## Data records
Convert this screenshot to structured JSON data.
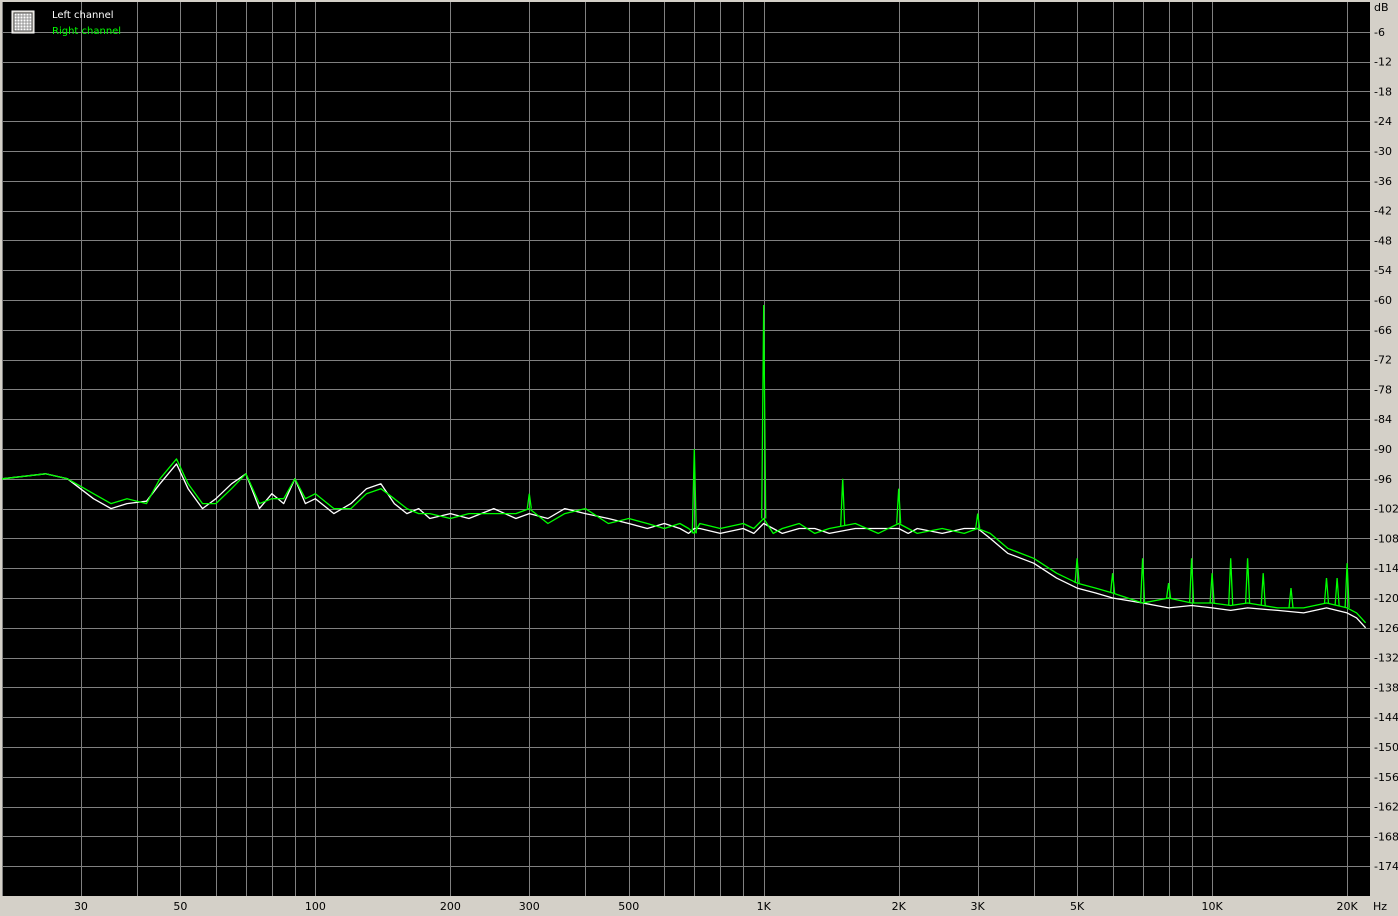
{
  "legend": {
    "icon": "grid-icon",
    "items": [
      {
        "label": "Left channel",
        "color": "#ffffff"
      },
      {
        "label": "Right channel",
        "color": "#00ff00"
      }
    ]
  },
  "colors": {
    "background": "#000000",
    "grid": "#808080",
    "frame": "#d4d0c8"
  },
  "chart_data": {
    "type": "line",
    "title": "",
    "xlabel": "",
    "ylabel": "",
    "x_unit": "Hz",
    "y_unit": "dB",
    "x_scale": "log",
    "xlim": [
      20,
      22500
    ],
    "ylim": [
      -180,
      0
    ],
    "x_ticks": [
      {
        "v": 30,
        "label": "30"
      },
      {
        "v": 50,
        "label": "50"
      },
      {
        "v": 100,
        "label": "100"
      },
      {
        "v": 200,
        "label": "200"
      },
      {
        "v": 300,
        "label": "300"
      },
      {
        "v": 500,
        "label": "500"
      },
      {
        "v": 1000,
        "label": "1K"
      },
      {
        "v": 2000,
        "label": "2K"
      },
      {
        "v": 3000,
        "label": "3K"
      },
      {
        "v": 5000,
        "label": "5K"
      },
      {
        "v": 10000,
        "label": "10K"
      },
      {
        "v": 20000,
        "label": "20K"
      }
    ],
    "y_ticks": [
      -6,
      -12,
      -18,
      -24,
      -30,
      -36,
      -42,
      -48,
      -54,
      -60,
      -66,
      -72,
      -78,
      -84,
      -90,
      -96,
      -102,
      -108,
      -114,
      -120,
      -126,
      -132,
      -138,
      -144,
      -150,
      -156,
      -162,
      -168,
      -174
    ],
    "grid": true,
    "legend_position": "top-left",
    "series": [
      {
        "name": "Left channel",
        "color": "#ffffff",
        "x": [
          20,
          25,
          28,
          32,
          35,
          38,
          42,
          45,
          49,
          52,
          56,
          60,
          65,
          70,
          75,
          80,
          85,
          90,
          95,
          100,
          110,
          120,
          130,
          140,
          150,
          160,
          170,
          180,
          200,
          220,
          250,
          280,
          300,
          330,
          360,
          400,
          450,
          500,
          550,
          600,
          650,
          680,
          700,
          720,
          800,
          900,
          950,
          1000,
          1050,
          1100,
          1200,
          1300,
          1400,
          1600,
          1800,
          2000,
          2100,
          2200,
          2500,
          2800,
          3000,
          3200,
          3500,
          4000,
          4500,
          5000,
          5500,
          6000,
          7000,
          8000,
          9000,
          10000,
          11000,
          12000,
          14000,
          16000,
          18000,
          20000,
          21000,
          22000
        ],
        "y": [
          -96,
          -95,
          -96,
          -100,
          -102,
          -101,
          -100.5,
          -97,
          -93,
          -98,
          -102,
          -100,
          -97,
          -95,
          -102,
          -99,
          -101,
          -96,
          -101,
          -100,
          -103,
          -101,
          -98,
          -97,
          -101,
          -103,
          -102,
          -104,
          -103,
          -104,
          -102,
          -104,
          -103,
          -104,
          -102,
          -103,
          -104,
          -105,
          -106,
          -105,
          -106,
          -107,
          -106,
          -106,
          -107,
          -106,
          -107,
          -105,
          -106,
          -107,
          -106,
          -106,
          -107,
          -106,
          -106,
          -106,
          -107,
          -106,
          -107,
          -106,
          -106,
          -108,
          -111,
          -113,
          -116,
          -118,
          -119,
          -120,
          -121,
          -122,
          -121.5,
          -122,
          -122.5,
          -122,
          -122.5,
          -123,
          -122,
          -123,
          -124,
          -126
        ]
      },
      {
        "name": "Right channel",
        "color": "#00ff00",
        "x": [
          20,
          25,
          28,
          32,
          35,
          38,
          42,
          45,
          49,
          52,
          56,
          60,
          65,
          70,
          75,
          80,
          85,
          90,
          95,
          100,
          110,
          120,
          130,
          140,
          150,
          160,
          170,
          180,
          200,
          220,
          250,
          280,
          300,
          330,
          360,
          400,
          450,
          500,
          550,
          600,
          650,
          680,
          700,
          720,
          800,
          900,
          950,
          1000,
          1050,
          1100,
          1200,
          1300,
          1400,
          1600,
          1800,
          2000,
          2100,
          2200,
          2500,
          2800,
          3000,
          3200,
          3500,
          4000,
          4500,
          5000,
          5500,
          6000,
          7000,
          8000,
          9000,
          10000,
          11000,
          12000,
          14000,
          16000,
          18000,
          20000,
          21000,
          22000
        ],
        "y": [
          -96,
          -95,
          -96,
          -99,
          -101,
          -100,
          -101,
          -96,
          -92,
          -97,
          -101,
          -101,
          -98,
          -95,
          -101,
          -100,
          -100,
          -96,
          -100,
          -99,
          -102,
          -102,
          -99,
          -98,
          -100,
          -102,
          -103,
          -103,
          -104,
          -103,
          -103,
          -103,
          -102,
          -105,
          -103,
          -102,
          -105,
          -104,
          -105,
          -106,
          -105,
          -106,
          -107,
          -105,
          -106,
          -105,
          -106,
          -104,
          -107,
          -106,
          -105,
          -107,
          -106,
          -105,
          -107,
          -105,
          -106,
          -107,
          -106,
          -107,
          -106,
          -107,
          -110,
          -112,
          -115,
          -117,
          -118,
          -119,
          -121,
          -120,
          -121,
          -121,
          -121.5,
          -121,
          -122,
          -122,
          -121,
          -122,
          -123,
          -125
        ]
      }
    ],
    "peaks": [
      {
        "x": 1000,
        "y": -61
      },
      {
        "x": 700,
        "y": -90
      },
      {
        "x": 300,
        "y": -99
      },
      {
        "x": 1500,
        "y": -96
      },
      {
        "x": 2000,
        "y": -98
      },
      {
        "x": 3000,
        "y": -103
      },
      {
        "x": 5000,
        "y": -112
      },
      {
        "x": 6000,
        "y": -115
      },
      {
        "x": 7000,
        "y": -112
      },
      {
        "x": 8000,
        "y": -117
      },
      {
        "x": 9000,
        "y": -112
      },
      {
        "x": 10000,
        "y": -115
      },
      {
        "x": 11000,
        "y": -112
      },
      {
        "x": 12000,
        "y": -112
      },
      {
        "x": 13000,
        "y": -115
      },
      {
        "x": 15000,
        "y": -118
      },
      {
        "x": 18000,
        "y": -116
      },
      {
        "x": 19000,
        "y": -116
      },
      {
        "x": 20000,
        "y": -113
      }
    ]
  }
}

## DIRECTION
Make an exact copy of the records above, with the pictures left out.

## THE OUTPUT
Convert this screenshot to structured JSON data.
{
  "legend": {
    "icon": "grid-icon",
    "items": [
      {
        "label": "Left channel",
        "color": "#ffffff"
      },
      {
        "label": "Right channel",
        "color": "#00ff00"
      }
    ]
  },
  "colors": {
    "background": "#000000",
    "grid": "#808080",
    "frame": "#d4d0c8"
  },
  "chart_data": {
    "type": "line",
    "title": "",
    "xlabel": "",
    "ylabel": "",
    "x_unit": "Hz",
    "y_unit": "dB",
    "x_scale": "log",
    "xlim": [
      20,
      22500
    ],
    "ylim": [
      -180,
      0
    ],
    "x_ticks": [
      {
        "v": 30,
        "label": "30"
      },
      {
        "v": 50,
        "label": "50"
      },
      {
        "v": 100,
        "label": "100"
      },
      {
        "v": 200,
        "label": "200"
      },
      {
        "v": 300,
        "label": "300"
      },
      {
        "v": 500,
        "label": "500"
      },
      {
        "v": 1000,
        "label": "1K"
      },
      {
        "v": 2000,
        "label": "2K"
      },
      {
        "v": 3000,
        "label": "3K"
      },
      {
        "v": 5000,
        "label": "5K"
      },
      {
        "v": 10000,
        "label": "10K"
      },
      {
        "v": 20000,
        "label": "20K"
      }
    ],
    "y_ticks": [
      -6,
      -12,
      -18,
      -24,
      -30,
      -36,
      -42,
      -48,
      -54,
      -60,
      -66,
      -72,
      -78,
      -84,
      -90,
      -96,
      -102,
      -108,
      -114,
      -120,
      -126,
      -132,
      -138,
      -144,
      -150,
      -156,
      -162,
      -168,
      -174
    ],
    "grid": true,
    "legend_position": "top-left",
    "series": [
      {
        "name": "Left channel",
        "color": "#ffffff",
        "x": [
          20,
          25,
          28,
          32,
          35,
          38,
          42,
          45,
          49,
          52,
          56,
          60,
          65,
          70,
          75,
          80,
          85,
          90,
          95,
          100,
          110,
          120,
          130,
          140,
          150,
          160,
          170,
          180,
          200,
          220,
          250,
          280,
          300,
          330,
          360,
          400,
          450,
          500,
          550,
          600,
          650,
          680,
          700,
          720,
          800,
          900,
          950,
          1000,
          1050,
          1100,
          1200,
          1300,
          1400,
          1600,
          1800,
          2000,
          2100,
          2200,
          2500,
          2800,
          3000,
          3200,
          3500,
          4000,
          4500,
          5000,
          5500,
          6000,
          7000,
          8000,
          9000,
          10000,
          11000,
          12000,
          14000,
          16000,
          18000,
          20000,
          21000,
          22000
        ],
        "y": [
          -96,
          -95,
          -96,
          -100,
          -102,
          -101,
          -100.5,
          -97,
          -93,
          -98,
          -102,
          -100,
          -97,
          -95,
          -102,
          -99,
          -101,
          -96,
          -101,
          -100,
          -103,
          -101,
          -98,
          -97,
          -101,
          -103,
          -102,
          -104,
          -103,
          -104,
          -102,
          -104,
          -103,
          -104,
          -102,
          -103,
          -104,
          -105,
          -106,
          -105,
          -106,
          -107,
          -106,
          -106,
          -107,
          -106,
          -107,
          -105,
          -106,
          -107,
          -106,
          -106,
          -107,
          -106,
          -106,
          -106,
          -107,
          -106,
          -107,
          -106,
          -106,
          -108,
          -111,
          -113,
          -116,
          -118,
          -119,
          -120,
          -121,
          -122,
          -121.5,
          -122,
          -122.5,
          -122,
          -122.5,
          -123,
          -122,
          -123,
          -124,
          -126
        ]
      },
      {
        "name": "Right channel",
        "color": "#00ff00",
        "x": [
          20,
          25,
          28,
          32,
          35,
          38,
          42,
          45,
          49,
          52,
          56,
          60,
          65,
          70,
          75,
          80,
          85,
          90,
          95,
          100,
          110,
          120,
          130,
          140,
          150,
          160,
          170,
          180,
          200,
          220,
          250,
          280,
          300,
          330,
          360,
          400,
          450,
          500,
          550,
          600,
          650,
          680,
          700,
          720,
          800,
          900,
          950,
          1000,
          1050,
          1100,
          1200,
          1300,
          1400,
          1600,
          1800,
          2000,
          2100,
          2200,
          2500,
          2800,
          3000,
          3200,
          3500,
          4000,
          4500,
          5000,
          5500,
          6000,
          7000,
          8000,
          9000,
          10000,
          11000,
          12000,
          14000,
          16000,
          18000,
          20000,
          21000,
          22000
        ],
        "y": [
          -96,
          -95,
          -96,
          -99,
          -101,
          -100,
          -101,
          -96,
          -92,
          -97,
          -101,
          -101,
          -98,
          -95,
          -101,
          -100,
          -100,
          -96,
          -100,
          -99,
          -102,
          -102,
          -99,
          -98,
          -100,
          -102,
          -103,
          -103,
          -104,
          -103,
          -103,
          -103,
          -102,
          -105,
          -103,
          -102,
          -105,
          -104,
          -105,
          -106,
          -105,
          -106,
          -107,
          -105,
          -106,
          -105,
          -106,
          -104,
          -107,
          -106,
          -105,
          -107,
          -106,
          -105,
          -107,
          -105,
          -106,
          -107,
          -106,
          -107,
          -106,
          -107,
          -110,
          -112,
          -115,
          -117,
          -118,
          -119,
          -121,
          -120,
          -121,
          -121,
          -121.5,
          -121,
          -122,
          -122,
          -121,
          -122,
          -123,
          -125
        ]
      }
    ],
    "peaks": [
      {
        "x": 1000,
        "y": -61
      },
      {
        "x": 700,
        "y": -90
      },
      {
        "x": 300,
        "y": -99
      },
      {
        "x": 1500,
        "y": -96
      },
      {
        "x": 2000,
        "y": -98
      },
      {
        "x": 3000,
        "y": -103
      },
      {
        "x": 5000,
        "y": -112
      },
      {
        "x": 6000,
        "y": -115
      },
      {
        "x": 7000,
        "y": -112
      },
      {
        "x": 8000,
        "y": -117
      },
      {
        "x": 9000,
        "y": -112
      },
      {
        "x": 10000,
        "y": -115
      },
      {
        "x": 11000,
        "y": -112
      },
      {
        "x": 12000,
        "y": -112
      },
      {
        "x": 13000,
        "y": -115
      },
      {
        "x": 15000,
        "y": -118
      },
      {
        "x": 18000,
        "y": -116
      },
      {
        "x": 19000,
        "y": -116
      },
      {
        "x": 20000,
        "y": -113
      }
    ]
  }
}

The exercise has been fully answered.